▶ SUPPLIED ENTRIES:
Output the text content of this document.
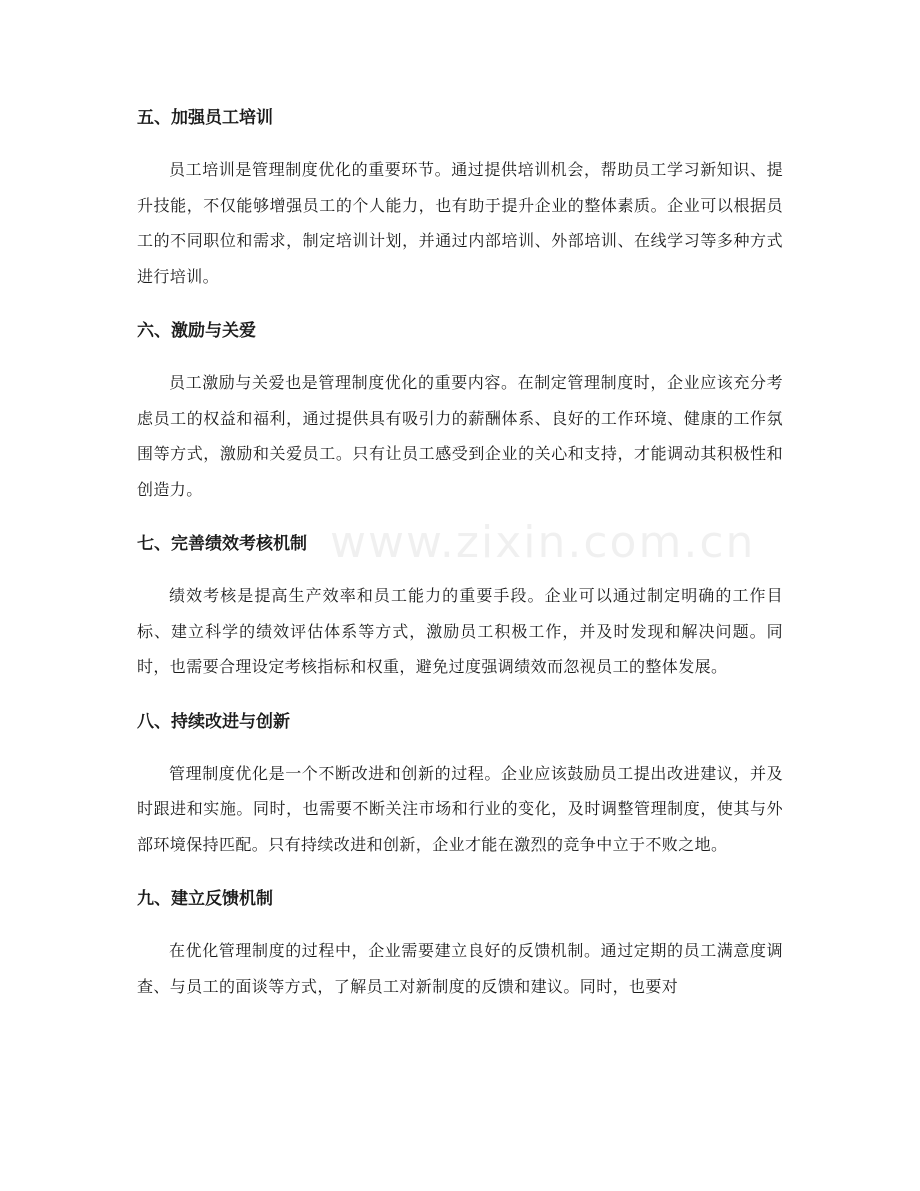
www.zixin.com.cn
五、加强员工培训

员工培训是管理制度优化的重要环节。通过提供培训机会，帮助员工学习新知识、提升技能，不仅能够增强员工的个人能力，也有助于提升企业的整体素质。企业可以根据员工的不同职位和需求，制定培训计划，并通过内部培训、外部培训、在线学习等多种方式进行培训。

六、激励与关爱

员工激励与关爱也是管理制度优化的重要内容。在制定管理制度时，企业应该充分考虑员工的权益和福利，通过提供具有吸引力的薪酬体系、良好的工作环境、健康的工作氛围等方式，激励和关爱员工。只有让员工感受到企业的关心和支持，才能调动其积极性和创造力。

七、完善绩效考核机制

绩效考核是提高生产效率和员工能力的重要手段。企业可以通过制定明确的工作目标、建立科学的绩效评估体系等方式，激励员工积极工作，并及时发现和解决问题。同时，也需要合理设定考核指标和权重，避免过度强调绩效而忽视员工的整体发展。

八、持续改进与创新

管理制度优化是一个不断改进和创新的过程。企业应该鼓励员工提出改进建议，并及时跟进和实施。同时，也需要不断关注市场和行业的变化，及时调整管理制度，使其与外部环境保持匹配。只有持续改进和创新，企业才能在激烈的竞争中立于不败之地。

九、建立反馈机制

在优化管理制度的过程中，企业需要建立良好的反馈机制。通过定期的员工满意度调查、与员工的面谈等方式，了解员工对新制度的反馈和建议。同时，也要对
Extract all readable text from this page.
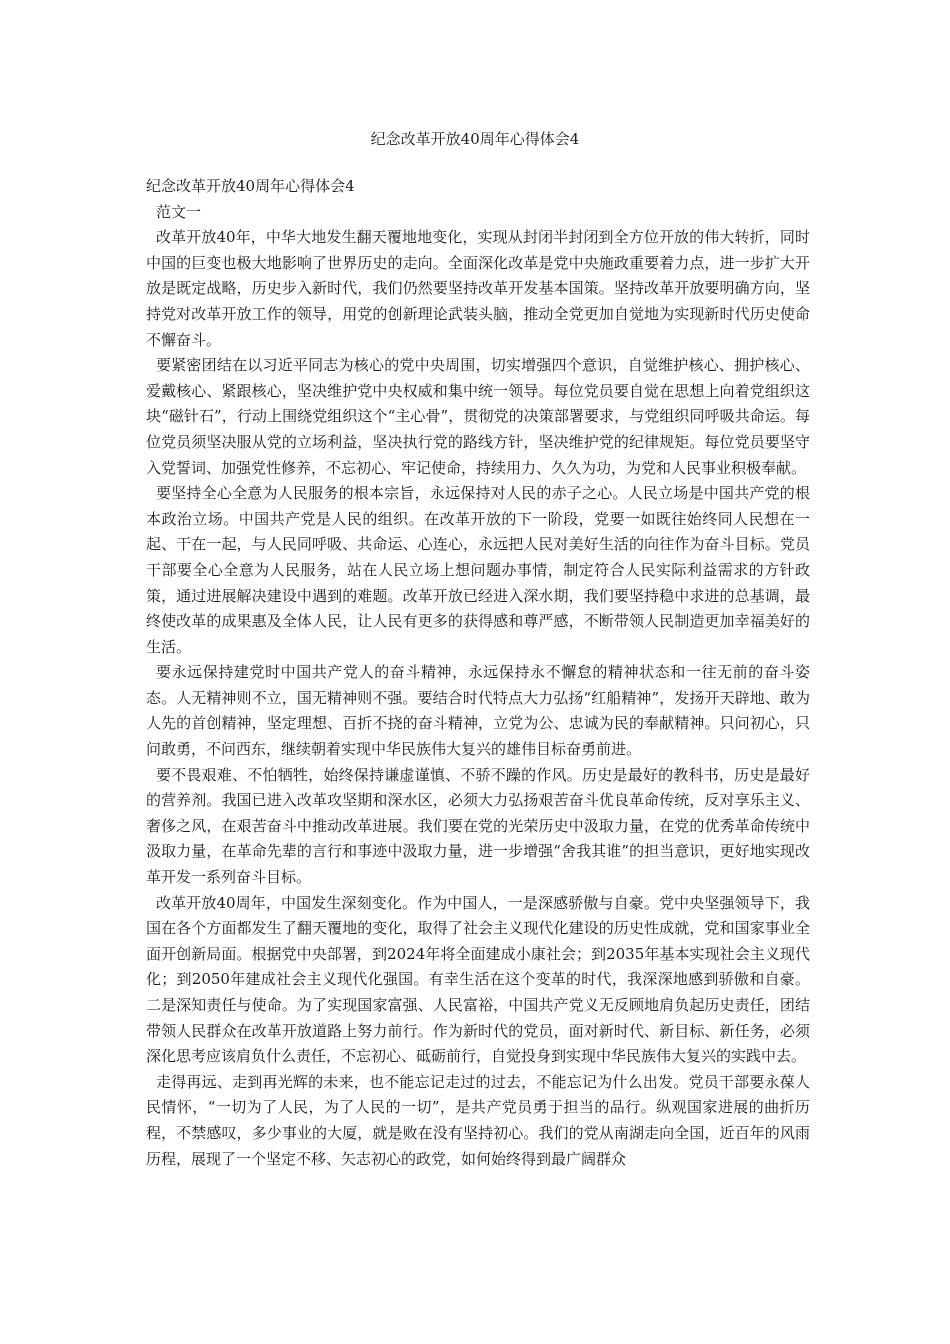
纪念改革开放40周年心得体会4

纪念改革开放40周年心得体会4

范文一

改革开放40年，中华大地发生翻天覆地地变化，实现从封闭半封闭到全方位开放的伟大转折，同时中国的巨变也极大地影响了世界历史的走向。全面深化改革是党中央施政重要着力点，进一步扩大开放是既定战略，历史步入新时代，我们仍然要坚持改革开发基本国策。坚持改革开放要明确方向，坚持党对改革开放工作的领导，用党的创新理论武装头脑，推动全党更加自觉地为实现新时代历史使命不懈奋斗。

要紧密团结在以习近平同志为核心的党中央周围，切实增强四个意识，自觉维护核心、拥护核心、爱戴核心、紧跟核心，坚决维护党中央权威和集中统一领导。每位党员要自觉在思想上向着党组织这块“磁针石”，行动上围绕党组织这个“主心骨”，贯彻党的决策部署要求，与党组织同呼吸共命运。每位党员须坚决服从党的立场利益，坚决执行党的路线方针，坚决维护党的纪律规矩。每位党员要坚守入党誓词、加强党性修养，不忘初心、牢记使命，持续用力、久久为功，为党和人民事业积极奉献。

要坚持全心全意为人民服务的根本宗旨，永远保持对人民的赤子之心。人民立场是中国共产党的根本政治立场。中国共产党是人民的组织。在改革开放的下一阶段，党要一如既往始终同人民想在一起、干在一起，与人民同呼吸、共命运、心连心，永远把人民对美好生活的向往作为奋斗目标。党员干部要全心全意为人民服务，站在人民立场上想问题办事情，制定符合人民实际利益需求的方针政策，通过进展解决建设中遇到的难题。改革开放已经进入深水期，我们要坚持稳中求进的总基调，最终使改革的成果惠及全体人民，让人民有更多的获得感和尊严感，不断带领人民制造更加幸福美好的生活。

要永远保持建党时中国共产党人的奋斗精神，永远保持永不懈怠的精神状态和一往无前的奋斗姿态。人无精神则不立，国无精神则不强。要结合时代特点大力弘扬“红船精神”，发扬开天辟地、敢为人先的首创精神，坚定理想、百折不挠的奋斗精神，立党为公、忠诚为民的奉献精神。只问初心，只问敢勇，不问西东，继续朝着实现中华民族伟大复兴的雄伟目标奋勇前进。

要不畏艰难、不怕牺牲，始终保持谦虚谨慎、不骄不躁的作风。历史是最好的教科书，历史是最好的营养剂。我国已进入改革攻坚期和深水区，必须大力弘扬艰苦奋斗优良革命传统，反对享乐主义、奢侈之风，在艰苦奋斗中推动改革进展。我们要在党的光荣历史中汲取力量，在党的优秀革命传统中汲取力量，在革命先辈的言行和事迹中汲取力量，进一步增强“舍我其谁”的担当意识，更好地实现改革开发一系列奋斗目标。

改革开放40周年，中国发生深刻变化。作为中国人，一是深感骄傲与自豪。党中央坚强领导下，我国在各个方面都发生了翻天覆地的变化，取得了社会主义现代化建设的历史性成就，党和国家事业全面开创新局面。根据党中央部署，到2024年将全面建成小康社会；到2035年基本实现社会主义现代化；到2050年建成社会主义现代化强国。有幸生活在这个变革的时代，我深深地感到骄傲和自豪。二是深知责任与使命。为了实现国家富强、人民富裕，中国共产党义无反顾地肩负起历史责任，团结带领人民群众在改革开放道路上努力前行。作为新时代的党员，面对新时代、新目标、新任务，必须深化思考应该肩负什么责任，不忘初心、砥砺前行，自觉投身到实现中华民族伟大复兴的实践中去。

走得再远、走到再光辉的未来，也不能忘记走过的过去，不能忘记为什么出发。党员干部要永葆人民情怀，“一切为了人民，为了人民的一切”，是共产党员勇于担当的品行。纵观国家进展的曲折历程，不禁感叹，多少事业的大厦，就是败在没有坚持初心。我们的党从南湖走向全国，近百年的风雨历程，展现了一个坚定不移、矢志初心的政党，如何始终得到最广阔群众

▶ WHAT YOU HAVE TO DO: Reproduce the material in its entirety and word for word, without the pictures.

▶ SOLUTION TO THIS TASK:
Output the text content of this document.
www.zixin.com.cn
五、加强员工培训

员工培训是管理制度优化的重要环节。通过提供培训机会，帮助员工学习新知识、提升技能，不仅能够增强员工的个人能力，也有助于提升企业的整体素质。企业可以根据员工的不同职位和需求，制定培训计划，并通过内部培训、外部培训、在线学习等多种方式进行培训。

六、激励与关爱

员工激励与关爱也是管理制度优化的重要内容。在制定管理制度时，企业应该充分考虑员工的权益和福利，通过提供具有吸引力的薪酬体系、良好的工作环境、健康的工作氛围等方式，激励和关爱员工。只有让员工感受到企业的关心和支持，才能调动其积极性和创造力。

七、完善绩效考核机制

绩效考核是提高生产效率和员工能力的重要手段。企业可以通过制定明确的工作目标、建立科学的绩效评估体系等方式，激励员工积极工作，并及时发现和解决问题。同时，也需要合理设定考核指标和权重，避免过度强调绩效而忽视员工的整体发展。

八、持续改进与创新

管理制度优化是一个不断改进和创新的过程。企业应该鼓励员工提出改进建议，并及时跟进和实施。同时，也需要不断关注市场和行业的变化，及时调整管理制度，使其与外部环境保持匹配。只有持续改进和创新，企业才能在激烈的竞争中立于不败之地。

九、建立反馈机制

在优化管理制度的过程中，企业需要建立良好的反馈机制。通过定期的员工满意度调查、与员工的面谈等方式，了解员工对新制度的反馈和建议。同时，也要对
Extract all readable text from this page.
纪念改革开放40周年心得体会4

纪念改革开放40周年心得体会4

范文一

改革开放40年，中华大地发生翻天覆地地变化，实现从封闭半封闭到全方位开放的伟大转折，同时中国的巨变也极大地影响了世界历史的走向。全面深化改革是党中央施政重要着力点，进一步扩大开放是既定战略，历史步入新时代，我们仍然要坚持改革开发基本国策。坚持改革开放要明确方向，坚持党对改革开放工作的领导，用党的创新理论武装头脑，推动全党更加自觉地为实现新时代历史使命不懈奋斗。

要紧密团结在以习近平同志为核心的党中央周围，切实增强四个意识，自觉维护核心、拥护核心、爱戴核心、紧跟核心，坚决维护党中央权威和集中统一领导。每位党员要自觉在思想上向着党组织这块“磁针石”，行动上围绕党组织这个“主心骨”，贯彻党的决策部署要求，与党组织同呼吸共命运。每位党员须坚决服从党的立场利益，坚决执行党的路线方针，坚决维护党的纪律规矩。每位党员要坚守入党誓词、加强党性修养，不忘初心、牢记使命，持续用力、久久为功，为党和人民事业积极奉献。

要坚持全心全意为人民服务的根本宗旨，永远保持对人民的赤子之心。人民立场是中国共产党的根本政治立场。中国共产党是人民的组织。在改革开放的下一阶段，党要一如既往始终同人民想在一起、干在一起，与人民同呼吸、共命运、心连心，永远把人民对美好生活的向往作为奋斗目标。党员干部要全心全意为人民服务，站在人民立场上想问题办事情，制定符合人民实际利益需求的方针政策，通过进展解决建设中遇到的难题。改革开放已经进入深水期，我们要坚持稳中求进的总基调，最终使改革的成果惠及全体人民，让人民有更多的获得感和尊严感，不断带领人民制造更加幸福美好的生活。

要永远保持建党时中国共产党人的奋斗精神，永远保持永不懈怠的精神状态和一往无前的奋斗姿态。人无精神则不立，国无精神则不强。要结合时代特点大力弘扬“红船精神”，发扬开天辟地、敢为人先的首创精神，坚定理想、百折不挠的奋斗精神，立党为公、忠诚为民的奉献精神。只问初心，只问敢勇，不问西东，继续朝着实现中华民族伟大复兴的雄伟目标奋勇前进。

要不畏艰难、不怕牺牲，始终保持谦虚谨慎、不骄不躁的作风。历史是最好的教科书，历史是最好的营养剂。我国已进入改革攻坚期和深水区，必须大力弘扬艰苦奋斗优良革命传统，反对享乐主义、奢侈之风，在艰苦奋斗中推动改革进展。我们要在党的光荣历史中汲取力量，在党的优秀革命传统中汲取力量，在革命先辈的言行和事迹中汲取力量，进一步增强“舍我其谁”的担当意识，更好地实现改革开发一系列奋斗目标。

改革开放40周年，中国发生深刻变化。作为中国人，一是深感骄傲与自豪。党中央坚强领导下，我国在各个方面都发生了翻天覆地的变化，取得了社会主义现代化建设的历史性成就，党和国家事业全面开创新局面。根据党中央部署，到2024年将全面建成小康社会；到2035年基本实现社会主义现代化；到2050年建成社会主义现代化强国。有幸生活在这个变革的时代，我深深地感到骄傲和自豪。二是深知责任与使命。为了实现国家富强、人民富裕，中国共产党义无反顾地肩负起历史责任，团结带领人民群众在改革开放道路上努力前行。作为新时代的党员，面对新时代、新目标、新任务，必须深化思考应该肩负什么责任，不忘初心、砥砺前行，自觉投身到实现中华民族伟大复兴的实践中去。

走得再远、走到再光辉的未来，也不能忘记走过的过去，不能忘记为什么出发。党员干部要永葆人民情怀，“一切为了人民，为了人民的一切”，是共产党员勇于担当的品行。纵观国家进展的曲折历程，不禁感叹，多少事业的大厦，就是败在没有坚持初心。我们的党从南湖走向全国，近百年的风雨历程，展现了一个坚定不移、矢志初心的政党，如何始终得到最广阔群众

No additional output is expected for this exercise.